## [Exercise prompt]
The complete listing should be restated exactly.

## [Provided material]
┄┄┄┄┄┄

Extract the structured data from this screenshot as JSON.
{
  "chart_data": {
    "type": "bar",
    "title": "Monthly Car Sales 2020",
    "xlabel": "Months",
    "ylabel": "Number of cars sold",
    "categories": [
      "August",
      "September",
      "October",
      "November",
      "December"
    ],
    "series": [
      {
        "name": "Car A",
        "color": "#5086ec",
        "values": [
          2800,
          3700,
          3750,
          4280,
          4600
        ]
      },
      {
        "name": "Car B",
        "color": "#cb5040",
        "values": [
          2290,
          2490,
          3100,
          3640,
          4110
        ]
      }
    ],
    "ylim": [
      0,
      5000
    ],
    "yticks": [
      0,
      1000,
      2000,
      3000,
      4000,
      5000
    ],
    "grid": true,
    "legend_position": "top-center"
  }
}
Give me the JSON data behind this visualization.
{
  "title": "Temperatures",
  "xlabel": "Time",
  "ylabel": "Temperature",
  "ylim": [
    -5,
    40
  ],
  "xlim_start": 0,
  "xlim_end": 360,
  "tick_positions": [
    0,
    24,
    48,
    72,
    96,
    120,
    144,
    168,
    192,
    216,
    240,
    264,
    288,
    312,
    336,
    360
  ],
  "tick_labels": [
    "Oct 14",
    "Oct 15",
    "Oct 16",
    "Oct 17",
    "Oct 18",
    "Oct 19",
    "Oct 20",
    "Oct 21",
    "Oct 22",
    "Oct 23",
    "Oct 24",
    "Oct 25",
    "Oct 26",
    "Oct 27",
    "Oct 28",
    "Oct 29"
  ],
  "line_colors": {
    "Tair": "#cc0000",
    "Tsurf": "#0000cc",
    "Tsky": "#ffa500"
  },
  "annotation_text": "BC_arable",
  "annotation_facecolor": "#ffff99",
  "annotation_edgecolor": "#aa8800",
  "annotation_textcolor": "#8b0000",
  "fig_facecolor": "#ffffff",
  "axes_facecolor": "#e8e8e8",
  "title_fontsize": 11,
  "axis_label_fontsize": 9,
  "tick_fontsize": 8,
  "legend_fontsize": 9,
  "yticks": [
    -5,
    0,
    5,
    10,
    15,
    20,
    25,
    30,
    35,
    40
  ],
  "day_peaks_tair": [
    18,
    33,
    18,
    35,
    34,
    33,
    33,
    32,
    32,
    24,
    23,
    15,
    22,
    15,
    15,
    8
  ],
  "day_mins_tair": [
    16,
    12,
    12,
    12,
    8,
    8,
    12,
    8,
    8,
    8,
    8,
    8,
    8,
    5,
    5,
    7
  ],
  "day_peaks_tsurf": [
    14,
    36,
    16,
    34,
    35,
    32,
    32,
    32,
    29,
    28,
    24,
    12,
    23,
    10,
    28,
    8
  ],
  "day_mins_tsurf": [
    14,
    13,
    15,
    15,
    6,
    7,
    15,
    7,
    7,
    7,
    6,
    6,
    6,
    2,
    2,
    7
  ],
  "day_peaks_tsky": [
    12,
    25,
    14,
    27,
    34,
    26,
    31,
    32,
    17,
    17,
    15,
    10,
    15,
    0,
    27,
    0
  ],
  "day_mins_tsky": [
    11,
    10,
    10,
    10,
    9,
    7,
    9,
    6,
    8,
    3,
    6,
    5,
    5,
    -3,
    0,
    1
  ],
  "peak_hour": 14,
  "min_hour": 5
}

┄┄┄┄┄┄

## [Reply]
Extract the structured data from this screenshot as JSON.
{
  "chart_data": {
    "type": "bar",
    "title": "Monthly Car Sales 2020",
    "xlabel": "Months",
    "ylabel": "Number of cars sold",
    "categories": [
      "August",
      "September",
      "October",
      "November",
      "December"
    ],
    "series": [
      {
        "name": "Car A",
        "color": "#5086ec",
        "values": [
          2800,
          3700,
          3750,
          4280,
          4600
        ]
      },
      {
        "name": "Car B",
        "color": "#cb5040",
        "values": [
          2290,
          2490,
          3100,
          3640,
          4110
        ]
      }
    ],
    "ylim": [
      0,
      5000
    ],
    "yticks": [
      0,
      1000,
      2000,
      3000,
      4000,
      5000
    ],
    "grid": true,
    "legend_position": "top-center"
  }
}
Give me the JSON data behind this visualization.
{
  "title": "Temperatures",
  "xlabel": "Time",
  "ylabel": "Temperature",
  "ylim": [
    -5,
    40
  ],
  "xlim_start": 0,
  "xlim_end": 360,
  "tick_positions": [
    0,
    24,
    48,
    72,
    96,
    120,
    144,
    168,
    192,
    216,
    240,
    264,
    288,
    312,
    336,
    360
  ],
  "tick_labels": [
    "Oct 14",
    "Oct 15",
    "Oct 16",
    "Oct 17",
    "Oct 18",
    "Oct 19",
    "Oct 20",
    "Oct 21",
    "Oct 22",
    "Oct 23",
    "Oct 24",
    "Oct 25",
    "Oct 26",
    "Oct 27",
    "Oct 28",
    "Oct 29"
  ],
  "line_colors": {
    "Tair": "#cc0000",
    "Tsurf": "#0000cc",
    "Tsky": "#ffa500"
  },
  "annotation_text": "BC_arable",
  "annotation_facecolor": "#ffff99",
  "annotation_edgecolor": "#aa8800",
  "annotation_textcolor": "#8b0000",
  "fig_facecolor": "#ffffff",
  "axes_facecolor": "#e8e8e8",
  "title_fontsize": 11,
  "axis_label_fontsize": 9,
  "tick_fontsize": 8,
  "legend_fontsize": 9,
  "yticks": [
    -5,
    0,
    5,
    10,
    15,
    20,
    25,
    30,
    35,
    40
  ],
  "day_peaks_tair": [
    18,
    33,
    18,
    35,
    34,
    33,
    33,
    32,
    32,
    24,
    23,
    15,
    22,
    15,
    15,
    8
  ],
  "day_mins_tair": [
    16,
    12,
    12,
    12,
    8,
    8,
    12,
    8,
    8,
    8,
    8,
    8,
    8,
    5,
    5,
    7
  ],
  "day_peaks_tsurf": [
    14,
    36,
    16,
    34,
    35,
    32,
    32,
    32,
    29,
    28,
    24,
    12,
    23,
    10,
    28,
    8
  ],
  "day_mins_tsurf": [
    14,
    13,
    15,
    15,
    6,
    7,
    15,
    7,
    7,
    7,
    6,
    6,
    6,
    2,
    2,
    7
  ],
  "day_peaks_tsky": [
    12,
    25,
    14,
    27,
    34,
    26,
    31,
    32,
    17,
    17,
    15,
    10,
    15,
    0,
    27,
    0
  ],
  "day_mins_tsky": [
    11,
    10,
    10,
    10,
    9,
    7,
    9,
    6,
    8,
    3,
    6,
    5,
    5,
    -3,
    0,
    1
  ],
  "peak_hour": 14,
  "min_hour": 5
}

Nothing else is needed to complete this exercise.